→ Фрагмент текста
■ ■ ■ ■ ■
Наконец, третий момент в архетипе описан на примере разных культур тоталитарного стиля, но лучше всего его семантику передают слова Эриха Фромма в его бестселлере "Бегство от свободы" - это бегство от принятия решений: "сиди и жди - придумают вожди", "я - человек маленький, сверху виднее". Чтобы обеспечить работу такого переключения, очень ловко и нежно включаются наши пропагандисты, которых я называю социальные анестезиологи. Они используют пропаганду, как своего рода социальную анестезию: когда вас обезболили, можно вырывать и менять очень многие вещи. Нынешняя система не предполагает глубины в каких бы то ни было убеждениях, даже самых нужных власти.

Если вы сделаете контент-анализ всех наших телешоу, то там каждый раз быстро формируется и актуализируется образ врага, неважно, какой - какой задали. Не понимается главное: что происходит и где идет ключевая линия цивилизационного водораздела. Люди делятся на два типа, не описанные ни одним психологом: это люди, готовые к восприятию сложного, и люди, убегающие в простоту. Через образование, через СМИ пропаганда работает на элиминацию разнообразия. Даешь единый учебник, даешь единую форму. Георгий Щедровицкий простое решение сложных вопросов называл термином "фашизм".

Как правило, образ врага конструируется, как темная сила, и рано или поздно. То есть мы все время в ожидании нашествия варваров, но получаем нашествие варваров в нашей собственной стране. Сегодня пропагандисты определяют картины идеологов и политиков, а не наоборот. То есть они действительно верят, что в Киеве была хунта, они сами себя так запрограммировали. В современном мире сложился новый тип власти, который основан не на репрессиях, а на монополии на масс-медиа, на владении информационной повесткой дня. Нынешняя Россия - это информационный авторитаризм.

Еще одно действие российской пропаганды можно назвать глобальным троллингом. Тот месседж, который хочет создать пропаганда, называется "все не так однозначно, все не так просто, существует много версий реальности". Дело в том, что нынешняя пропаганда даже не настаивает на собственной правоте. Когда ты спрашиваешь: почему вы врете, они отвечают не прямо, не говорят: нет, мы говорим только правду. Они отвечают вопросом на вопрос: а что, Америка не врет, что ли? А Украина не врет? А Запад, а Европа не врет? Все врут - вот постулат этой отрицательной этики.

Образовалось две повестки, в которых мы живем, - это телевизионная повестка и социальная повестка. Что касается социальной, тут все осознают, что скверно живем, все хуже и хуже, а так, в принципе, все нормально, рейтинг Путина отнюдь не падает, потому что теперь синкретизируем: родина и Путин. Культ центра прячется под маску культа личности. Сталин наиболее четко соответствовал этой маске. Сегодняшняя востребованность Сталина невероятно велика, вы все знаете это по массовым опросам. Возвращение подобного рода Сталина востребовано массой.
■ ■ ■ ■ ■
→ Исходные данные

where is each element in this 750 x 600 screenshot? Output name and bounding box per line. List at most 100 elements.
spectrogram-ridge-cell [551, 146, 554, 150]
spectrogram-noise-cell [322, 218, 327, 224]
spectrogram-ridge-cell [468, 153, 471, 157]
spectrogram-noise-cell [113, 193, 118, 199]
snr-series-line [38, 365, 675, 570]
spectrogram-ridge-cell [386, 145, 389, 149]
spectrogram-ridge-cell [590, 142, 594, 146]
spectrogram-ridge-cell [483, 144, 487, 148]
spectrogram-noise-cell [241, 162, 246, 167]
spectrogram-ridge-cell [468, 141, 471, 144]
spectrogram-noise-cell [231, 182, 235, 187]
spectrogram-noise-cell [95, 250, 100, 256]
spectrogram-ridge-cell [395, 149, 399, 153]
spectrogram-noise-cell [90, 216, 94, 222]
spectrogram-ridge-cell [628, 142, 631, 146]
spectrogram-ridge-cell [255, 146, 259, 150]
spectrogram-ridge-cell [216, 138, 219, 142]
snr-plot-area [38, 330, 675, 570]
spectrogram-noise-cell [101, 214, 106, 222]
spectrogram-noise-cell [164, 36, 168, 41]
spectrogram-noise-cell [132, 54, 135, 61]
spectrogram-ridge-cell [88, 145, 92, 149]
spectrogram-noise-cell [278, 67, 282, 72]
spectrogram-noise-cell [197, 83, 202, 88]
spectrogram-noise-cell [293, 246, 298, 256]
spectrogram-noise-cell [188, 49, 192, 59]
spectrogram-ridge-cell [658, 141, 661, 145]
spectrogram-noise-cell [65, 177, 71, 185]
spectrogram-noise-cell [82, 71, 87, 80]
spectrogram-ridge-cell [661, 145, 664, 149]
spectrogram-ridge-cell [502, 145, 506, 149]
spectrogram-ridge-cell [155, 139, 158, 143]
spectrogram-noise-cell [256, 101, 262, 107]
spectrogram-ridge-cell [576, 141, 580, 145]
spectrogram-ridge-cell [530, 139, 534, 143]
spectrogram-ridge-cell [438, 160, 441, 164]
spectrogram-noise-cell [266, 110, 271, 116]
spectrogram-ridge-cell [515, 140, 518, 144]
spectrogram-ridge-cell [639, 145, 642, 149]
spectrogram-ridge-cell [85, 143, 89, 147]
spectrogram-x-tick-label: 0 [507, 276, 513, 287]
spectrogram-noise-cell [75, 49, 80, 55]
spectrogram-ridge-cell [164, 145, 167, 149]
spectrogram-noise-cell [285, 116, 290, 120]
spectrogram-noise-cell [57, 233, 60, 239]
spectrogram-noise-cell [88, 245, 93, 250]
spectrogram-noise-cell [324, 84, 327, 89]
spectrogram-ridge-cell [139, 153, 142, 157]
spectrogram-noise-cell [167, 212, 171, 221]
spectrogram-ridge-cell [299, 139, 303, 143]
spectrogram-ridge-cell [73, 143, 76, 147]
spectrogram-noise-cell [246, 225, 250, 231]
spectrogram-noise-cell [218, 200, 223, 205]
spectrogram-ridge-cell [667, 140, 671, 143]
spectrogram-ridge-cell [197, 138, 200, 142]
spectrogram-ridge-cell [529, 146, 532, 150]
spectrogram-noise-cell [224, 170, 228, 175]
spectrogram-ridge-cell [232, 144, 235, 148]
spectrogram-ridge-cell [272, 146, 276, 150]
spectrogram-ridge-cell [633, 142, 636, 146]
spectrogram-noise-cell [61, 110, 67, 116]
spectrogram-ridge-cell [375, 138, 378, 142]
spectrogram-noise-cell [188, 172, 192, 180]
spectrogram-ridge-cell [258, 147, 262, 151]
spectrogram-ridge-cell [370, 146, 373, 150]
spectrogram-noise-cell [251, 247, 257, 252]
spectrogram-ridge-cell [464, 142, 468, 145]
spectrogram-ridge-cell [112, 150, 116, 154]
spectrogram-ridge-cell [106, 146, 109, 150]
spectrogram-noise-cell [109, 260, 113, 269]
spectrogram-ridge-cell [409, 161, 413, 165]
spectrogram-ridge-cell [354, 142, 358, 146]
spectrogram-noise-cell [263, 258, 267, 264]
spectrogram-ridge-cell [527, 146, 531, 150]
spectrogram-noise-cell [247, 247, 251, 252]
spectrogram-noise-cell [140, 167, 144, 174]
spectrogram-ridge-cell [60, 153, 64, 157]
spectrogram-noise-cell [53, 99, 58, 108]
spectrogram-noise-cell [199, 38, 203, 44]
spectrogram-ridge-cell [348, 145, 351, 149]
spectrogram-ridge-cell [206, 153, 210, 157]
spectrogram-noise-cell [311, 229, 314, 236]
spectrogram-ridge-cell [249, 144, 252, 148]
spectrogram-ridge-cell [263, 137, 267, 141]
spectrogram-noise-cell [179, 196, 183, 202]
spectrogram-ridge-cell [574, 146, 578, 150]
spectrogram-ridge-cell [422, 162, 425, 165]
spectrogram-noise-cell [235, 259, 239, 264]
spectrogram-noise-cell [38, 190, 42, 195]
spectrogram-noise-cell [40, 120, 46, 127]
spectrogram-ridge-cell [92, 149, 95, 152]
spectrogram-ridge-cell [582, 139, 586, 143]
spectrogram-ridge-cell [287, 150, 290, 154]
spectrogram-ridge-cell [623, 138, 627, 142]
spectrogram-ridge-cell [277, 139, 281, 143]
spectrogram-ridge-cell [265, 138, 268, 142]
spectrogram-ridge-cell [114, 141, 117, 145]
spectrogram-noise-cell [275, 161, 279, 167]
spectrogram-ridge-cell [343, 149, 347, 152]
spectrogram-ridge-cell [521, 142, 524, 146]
■ ■ ■ ■ ■
→ Ваши задания
[1] Как в тексте о пропаганде названа нынешняя Россия?
[2] Выпишите из текста о пропаганде без изменений фрагмент от «Наконец, третий момент» до «самых нужных власти.».

→ Ответы на задания
[1] Информационный авторитаризм.

[2]
Наконец, третий момент в архетипе описан на примере разных культур тоталитарного стиля, но лучше всего его семантику передают слова Эриха Фромма в его бестселлере "Бегство от свободы" - это бегство от принятия решений: "сиди и жди - придумают вожди", "я - человек маленький, сверху виднее". Чтобы обеспечить работу такого переключения, очень ловко и нежно включаются наши пропагандисты, которых я называю социальные анестезиологи. Они используют пропаганду, как своего рода социальную анестезию: когда вас обезболили, можно вырывать и менять очень многие вещи. Нынешняя система не предполагает глубины в каких бы то ни было убеждениях, даже самых нужных власти.